Your instructions →
Please retype the data in full and exactly; the pictures are not part of the copy.
:: Input data
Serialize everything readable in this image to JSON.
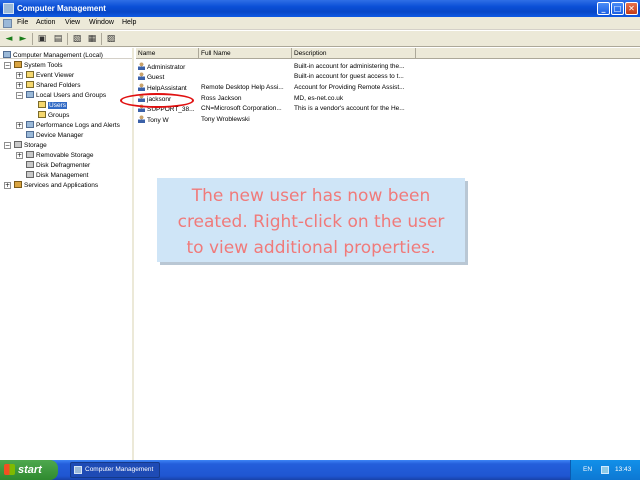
{
  "window": {
    "title": "Computer Management",
    "controls": {
      "minimize": "_",
      "maximize": "□",
      "close": "✕"
    }
  },
  "menu": [
    "File",
    "Action",
    "View",
    "Window",
    "Help"
  ],
  "toolbar": {
    "icons": [
      "back-icon",
      "forward-icon",
      "up-icon",
      "show-hide-tree-icon",
      "refresh-icon",
      "export-icon",
      "help-icon"
    ]
  },
  "tree": [
    {
      "label": "Computer Management (Local)",
      "icon": "computer-icon",
      "expander": "−"
    },
    {
      "label": "System Tools",
      "icon": "tools-icon",
      "expander": "−"
    },
    {
      "label": "Event Viewer",
      "icon": "event-viewer-icon",
      "expander": "+"
    },
    {
      "label": "Shared Folders",
      "icon": "shared-folders-icon",
      "expander": "+"
    },
    {
      "label": "Local Users and Groups",
      "icon": "users-groups-icon",
      "expander": "−"
    },
    {
      "label": "Users",
      "icon": "folder-icon",
      "selected": true
    },
    {
      "label": "Groups",
      "icon": "folder-icon"
    },
    {
      "label": "Performance Logs and Alerts",
      "icon": "performance-icon",
      "expander": "+"
    },
    {
      "label": "Device Manager",
      "icon": "device-manager-icon"
    },
    {
      "label": "Storage",
      "icon": "storage-icon",
      "expander": "−"
    },
    {
      "label": "Removable Storage",
      "icon": "removable-storage-icon",
      "expander": "+"
    },
    {
      "label": "Disk Defragmenter",
      "icon": "defrag-icon"
    },
    {
      "label": "Disk Management",
      "icon": "disk-icon"
    },
    {
      "label": "Services and Applications",
      "icon": "services-icon",
      "expander": "+"
    }
  ],
  "list": {
    "columns": [
      "Name",
      "Full Name",
      "Description"
    ],
    "rows": [
      {
        "name": "Administrator",
        "full_name": "",
        "description": "Built-in account for administering the..."
      },
      {
        "name": "Guest",
        "full_name": "",
        "description": "Built-in account for guest access to t..."
      },
      {
        "name": "HelpAssistant",
        "full_name": "Remote Desktop Help Assi...",
        "description": "Account for Providing Remote Assist..."
      },
      {
        "name": "jacksonr",
        "full_name": "Ross Jackson",
        "description": "MD, es-net.co.uk"
      },
      {
        "name": "SUPPORT_38...",
        "full_name": "CN=Microsoft Corporation...",
        "description": "This is a vendor's account for the He..."
      },
      {
        "name": "Tony W",
        "full_name": "Tony Wroblewski",
        "description": ""
      }
    ],
    "highlight_color": "#e01010"
  },
  "callout": {
    "lines": [
      "The new user has now been",
      "created. Right-click on the user",
      "to view additional properties."
    ],
    "text_color": "#f07a7a",
    "background": "#cfe5f7"
  },
  "taskbar": {
    "start_label": "start",
    "task_label": "Computer Management",
    "language": "EN",
    "clock": "13:43"
  }
}
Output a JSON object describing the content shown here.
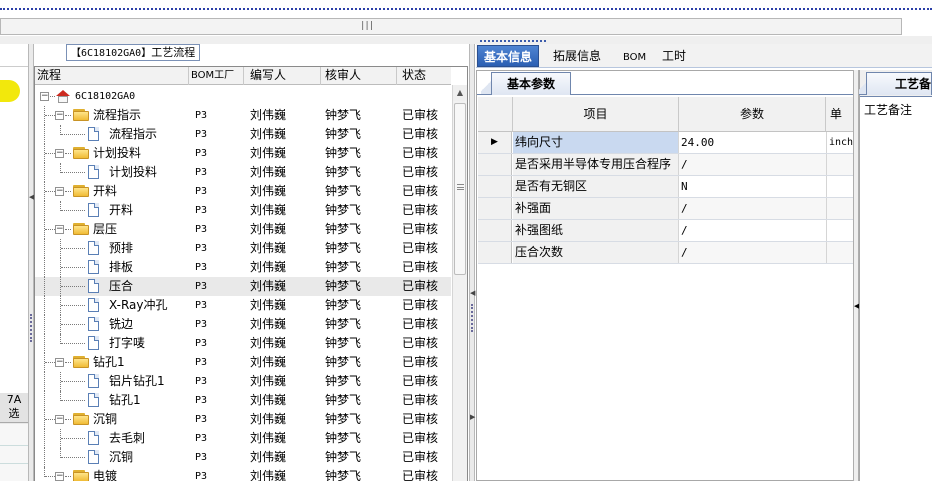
::::
Result below →
Serialize everything readable in this image to JSON.
{
  "window": {
    "title": "Computer Management",
    "controls": {
      "minimize": "_",
      "maximize": "□",
      "close": "✕"
    }
  },
  "menu": [
    "File",
    "Action",
    "View",
    "Window",
    "Help"
  ],
  "toolbar": {
    "icons": [
      "back-icon",
      "forward-icon",
      "up-icon",
      "show-hide-tree-icon",
      "refresh-icon",
      "export-icon",
      "help-icon"
    ]
  },
  "tree": [
    {
      "label": "Computer Management (Local)",
      "icon": "computer-icon",
      "expander": "−"
    },
    {
      "label": "System Tools",
      "icon": "tools-icon",
      "expander": "−"
    },
    {
      "label": "Event Viewer",
      "icon": "event-viewer-icon",
      "expander": "+"
    },
    {
      "label": "Shared Folders",
      "icon": "shared-folders-icon",
      "expander": "+"
    },
    {
      "label": "Local Users and Groups",
      "icon": "users-groups-icon",
      "expander": "−"
    },
    {
      "label": "Users",
      "icon": "folder-icon",
      "selected": true
    },
    {
      "label": "Groups",
      "icon": "folder-icon"
    },
    {
      "label": "Performance Logs and Alerts",
      "icon": "performance-icon",
      "expander": "+"
    },
    {
      "label": "Device Manager",
      "icon": "device-manager-icon"
    },
    {
      "label": "Storage",
      "icon": "storage-icon",
      "expander": "−"
    },
    {
      "label": "Removable Storage",
      "icon": "removable-storage-icon",
      "expander": "+"
    },
    {
      "label": "Disk Defragmenter",
      "icon": "defrag-icon"
    },
    {
      "label": "Disk Management",
      "icon": "disk-icon"
    },
    {
      "label": "Services and Applications",
      "icon": "services-icon",
      "expander": "+"
    }
  ],
  "list": {
    "columns": [
      "Name",
      "Full Name",
      "Description"
    ],
    "rows": [
      {
        "name": "Administrator",
        "full_name": "",
        "description": "Built-in account for administering the..."
      },
      {
        "name": "Guest",
        "full_name": "",
        "description": "Built-in account for guest access to t..."
      },
      {
        "name": "HelpAssistant",
        "full_name": "Remote Desktop Help Assi...",
        "description": "Account for Providing Remote Assist..."
      },
      {
        "name": "jacksonr",
        "full_name": "Ross Jackson",
        "description": "MD, es-net.co.uk"
      },
      {
        "name": "SUPPORT_38...",
        "full_name": "CN=Microsoft Corporation...",
        "description": "This is a vendor's account for the He..."
      },
      {
        "name": "Tony W",
        "full_name": "Tony Wroblewski",
        "description": ""
      }
    ],
    "highlight_color": "#e01010"
  },
  "callout": {
    "lines": [
      "The new user has now been",
      "created. Right-click on the user",
      "to view additional properties."
    ],
    "text_color": "#f07a7a",
    "background": "#cfe5f7"
  },
  "taskbar": {
    "start_label": "start",
    "task_label": "Computer Management",
    "language": "EN",
    "clock": "13:43"
  }
}
Output a JSON object describing the content shown here.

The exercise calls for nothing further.